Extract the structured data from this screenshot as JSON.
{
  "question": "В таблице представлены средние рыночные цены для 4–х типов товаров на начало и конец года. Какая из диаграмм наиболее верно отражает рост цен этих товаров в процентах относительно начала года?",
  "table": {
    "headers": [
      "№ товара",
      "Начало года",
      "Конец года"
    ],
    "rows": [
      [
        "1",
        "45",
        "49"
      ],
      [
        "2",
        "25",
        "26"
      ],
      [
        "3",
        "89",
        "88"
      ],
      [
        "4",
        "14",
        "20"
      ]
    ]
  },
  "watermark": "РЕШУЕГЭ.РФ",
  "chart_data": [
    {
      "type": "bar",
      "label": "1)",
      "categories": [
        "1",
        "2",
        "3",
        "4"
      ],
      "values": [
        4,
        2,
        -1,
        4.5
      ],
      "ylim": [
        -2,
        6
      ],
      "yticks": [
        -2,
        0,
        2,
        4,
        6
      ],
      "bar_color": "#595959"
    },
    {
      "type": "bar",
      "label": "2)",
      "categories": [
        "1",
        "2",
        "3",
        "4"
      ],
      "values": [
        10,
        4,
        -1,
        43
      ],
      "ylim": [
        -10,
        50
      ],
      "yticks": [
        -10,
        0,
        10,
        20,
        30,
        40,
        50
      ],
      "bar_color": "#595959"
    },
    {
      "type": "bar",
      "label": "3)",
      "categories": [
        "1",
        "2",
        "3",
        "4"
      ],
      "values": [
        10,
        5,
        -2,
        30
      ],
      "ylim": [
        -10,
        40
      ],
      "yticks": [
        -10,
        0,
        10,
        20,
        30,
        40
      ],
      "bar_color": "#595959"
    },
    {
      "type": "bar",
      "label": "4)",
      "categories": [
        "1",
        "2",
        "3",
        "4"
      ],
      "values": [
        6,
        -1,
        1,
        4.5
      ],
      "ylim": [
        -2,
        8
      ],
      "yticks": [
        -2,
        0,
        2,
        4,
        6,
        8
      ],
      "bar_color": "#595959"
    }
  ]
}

========================================

OBJECTIVE >> Would you reproduce all the entries exactly?

EXPECTED OUTPUT >>
Extract the structured data from this screenshot as JSON.
{
  "question": "В таблице представлены средние рыночные цены для 4–х типов товаров на начало и конец года. Какая из диаграмм наиболее верно отражает рост цен этих товаров в процентах относительно начала года?",
  "table": {
    "headers": [
      "№ товара",
      "Начало года",
      "Конец года"
    ],
    "rows": [
      [
        "1",
        "45",
        "49"
      ],
      [
        "2",
        "25",
        "26"
      ],
      [
        "3",
        "89",
        "88"
      ],
      [
        "4",
        "14",
        "20"
      ]
    ]
  },
  "watermark": "РЕШУЕГЭ.РФ",
  "chart_data": [
    {
      "type": "bar",
      "label": "1)",
      "categories": [
        "1",
        "2",
        "3",
        "4"
      ],
      "values": [
        4,
        2,
        -1,
        4.5
      ],
      "ylim": [
        -2,
        6
      ],
      "yticks": [
        -2,
        0,
        2,
        4,
        6
      ],
      "bar_color": "#595959"
    },
    {
      "type": "bar",
      "label": "2)",
      "categories": [
        "1",
        "2",
        "3",
        "4"
      ],
      "values": [
        10,
        4,
        -1,
        43
      ],
      "ylim": [
        -10,
        50
      ],
      "yticks": [
        -10,
        0,
        10,
        20,
        30,
        40,
        50
      ],
      "bar_color": "#595959"
    },
    {
      "type": "bar",
      "label": "3)",
      "categories": [
        "1",
        "2",
        "3",
        "4"
      ],
      "values": [
        10,
        5,
        -2,
        30
      ],
      "ylim": [
        -10,
        40
      ],
      "yticks": [
        -10,
        0,
        10,
        20,
        30,
        40
      ],
      "bar_color": "#595959"
    },
    {
      "type": "bar",
      "label": "4)",
      "categories": [
        "1",
        "2",
        "3",
        "4"
      ],
      "values": [
        6,
        -1,
        1,
        4.5
      ],
      "ylim": [
        -2,
        8
      ],
      "yticks": [
        -2,
        0,
        2,
        4,
        6,
        8
      ],
      "bar_color": "#595959"
    }
  ]
}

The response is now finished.